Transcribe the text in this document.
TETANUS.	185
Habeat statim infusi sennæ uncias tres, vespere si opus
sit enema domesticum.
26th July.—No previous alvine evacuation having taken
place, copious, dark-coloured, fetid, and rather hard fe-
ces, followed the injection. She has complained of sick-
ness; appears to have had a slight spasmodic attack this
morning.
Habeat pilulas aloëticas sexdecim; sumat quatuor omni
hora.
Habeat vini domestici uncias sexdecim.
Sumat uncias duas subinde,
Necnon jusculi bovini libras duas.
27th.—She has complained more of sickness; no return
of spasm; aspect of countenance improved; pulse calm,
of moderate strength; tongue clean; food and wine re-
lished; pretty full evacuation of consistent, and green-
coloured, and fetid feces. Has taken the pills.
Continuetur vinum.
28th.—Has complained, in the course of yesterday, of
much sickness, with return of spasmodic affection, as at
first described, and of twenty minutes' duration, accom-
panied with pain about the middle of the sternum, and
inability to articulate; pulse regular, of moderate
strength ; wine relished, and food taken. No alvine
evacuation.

-=-=-=-=-

Requirement:
Gather up every line in the data above that contains the word "return", copying each one.

Solution to this task:
27th.—She has complained more of sickness; no return
much sickness, with return of spasmodic affection, as at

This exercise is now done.